Written request: Restate the data below word for word. Skip any images it contains.

* Start *

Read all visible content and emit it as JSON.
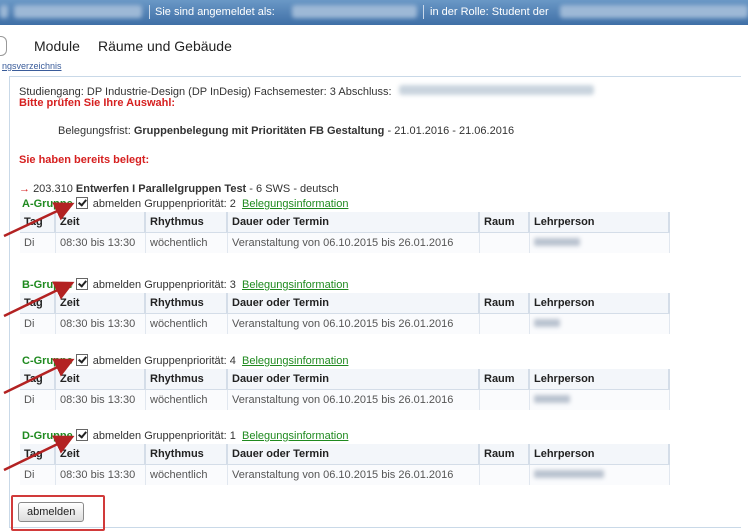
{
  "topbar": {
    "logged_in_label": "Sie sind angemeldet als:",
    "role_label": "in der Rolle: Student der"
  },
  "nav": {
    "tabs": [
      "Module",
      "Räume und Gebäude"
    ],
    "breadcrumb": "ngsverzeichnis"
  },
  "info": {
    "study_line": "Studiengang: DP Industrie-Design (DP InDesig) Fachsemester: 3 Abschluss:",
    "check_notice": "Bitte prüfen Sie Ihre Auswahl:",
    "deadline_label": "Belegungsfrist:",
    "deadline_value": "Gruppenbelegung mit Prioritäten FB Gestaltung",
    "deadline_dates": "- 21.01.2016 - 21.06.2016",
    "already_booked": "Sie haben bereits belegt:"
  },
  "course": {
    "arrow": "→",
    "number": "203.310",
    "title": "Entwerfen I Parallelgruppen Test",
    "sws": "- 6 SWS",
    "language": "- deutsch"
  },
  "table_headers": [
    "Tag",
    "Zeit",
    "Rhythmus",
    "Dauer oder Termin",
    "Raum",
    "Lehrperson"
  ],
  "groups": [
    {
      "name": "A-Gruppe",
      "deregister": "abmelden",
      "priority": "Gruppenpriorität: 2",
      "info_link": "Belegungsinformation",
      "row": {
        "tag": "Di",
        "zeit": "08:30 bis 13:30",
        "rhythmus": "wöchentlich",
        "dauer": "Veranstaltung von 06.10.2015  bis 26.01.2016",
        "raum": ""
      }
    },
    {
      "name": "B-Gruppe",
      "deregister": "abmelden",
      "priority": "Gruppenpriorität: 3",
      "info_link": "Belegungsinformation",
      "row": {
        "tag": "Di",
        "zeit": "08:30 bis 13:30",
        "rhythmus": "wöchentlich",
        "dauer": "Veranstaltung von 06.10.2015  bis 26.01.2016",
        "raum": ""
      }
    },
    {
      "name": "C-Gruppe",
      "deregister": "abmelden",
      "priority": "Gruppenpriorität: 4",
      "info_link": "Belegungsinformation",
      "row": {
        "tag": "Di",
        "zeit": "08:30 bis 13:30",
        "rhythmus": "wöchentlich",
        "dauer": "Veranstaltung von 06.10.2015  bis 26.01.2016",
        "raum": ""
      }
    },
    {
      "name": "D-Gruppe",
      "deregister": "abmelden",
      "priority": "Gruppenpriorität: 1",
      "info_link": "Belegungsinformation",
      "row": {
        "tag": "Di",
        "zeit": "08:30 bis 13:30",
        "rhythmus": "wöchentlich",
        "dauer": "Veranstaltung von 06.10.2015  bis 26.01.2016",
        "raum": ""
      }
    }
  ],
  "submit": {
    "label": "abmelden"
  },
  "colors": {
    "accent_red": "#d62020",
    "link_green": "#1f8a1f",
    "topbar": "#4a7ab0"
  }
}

* End *

Solution:
Read all visible content and emit it as JSON.
{
  "topbar": {
    "logged_in_label": "Sie sind angemeldet als:",
    "role_label": "in der Rolle: Student der"
  },
  "nav": {
    "tabs": [
      "Module",
      "Räume und Gebäude"
    ],
    "breadcrumb": "ngsverzeichnis"
  },
  "info": {
    "study_line": "Studiengang: DP Industrie-Design (DP InDesig) Fachsemester: 3 Abschluss:",
    "check_notice": "Bitte prüfen Sie Ihre Auswahl:",
    "deadline_label": "Belegungsfrist:",
    "deadline_value": "Gruppenbelegung mit Prioritäten FB Gestaltung",
    "deadline_dates": "- 21.01.2016 - 21.06.2016",
    "already_booked": "Sie haben bereits belegt:"
  },
  "course": {
    "arrow": "→",
    "number": "203.310",
    "title": "Entwerfen I Parallelgruppen Test",
    "sws": "- 6 SWS",
    "language": "- deutsch"
  },
  "table_headers": [
    "Tag",
    "Zeit",
    "Rhythmus",
    "Dauer oder Termin",
    "Raum",
    "Lehrperson"
  ],
  "groups": [
    {
      "name": "A-Gruppe",
      "deregister": "abmelden",
      "priority": "Gruppenpriorität: 2",
      "info_link": "Belegungsinformation",
      "row": {
        "tag": "Di",
        "zeit": "08:30 bis 13:30",
        "rhythmus": "wöchentlich",
        "dauer": "Veranstaltung von 06.10.2015  bis 26.01.2016",
        "raum": ""
      }
    },
    {
      "name": "B-Gruppe",
      "deregister": "abmelden",
      "priority": "Gruppenpriorität: 3",
      "info_link": "Belegungsinformation",
      "row": {
        "tag": "Di",
        "zeit": "08:30 bis 13:30",
        "rhythmus": "wöchentlich",
        "dauer": "Veranstaltung von 06.10.2015  bis 26.01.2016",
        "raum": ""
      }
    },
    {
      "name": "C-Gruppe",
      "deregister": "abmelden",
      "priority": "Gruppenpriorität: 4",
      "info_link": "Belegungsinformation",
      "row": {
        "tag": "Di",
        "zeit": "08:30 bis 13:30",
        "rhythmus": "wöchentlich",
        "dauer": "Veranstaltung von 06.10.2015  bis 26.01.2016",
        "raum": ""
      }
    },
    {
      "name": "D-Gruppe",
      "deregister": "abmelden",
      "priority": "Gruppenpriorität: 1",
      "info_link": "Belegungsinformation",
      "row": {
        "tag": "Di",
        "zeit": "08:30 bis 13:30",
        "rhythmus": "wöchentlich",
        "dauer": "Veranstaltung von 06.10.2015  bis 26.01.2016",
        "raum": ""
      }
    }
  ],
  "submit": {
    "label": "abmelden"
  },
  "colors": {
    "accent_red": "#d62020",
    "link_green": "#1f8a1f",
    "topbar": "#4a7ab0"
  }
}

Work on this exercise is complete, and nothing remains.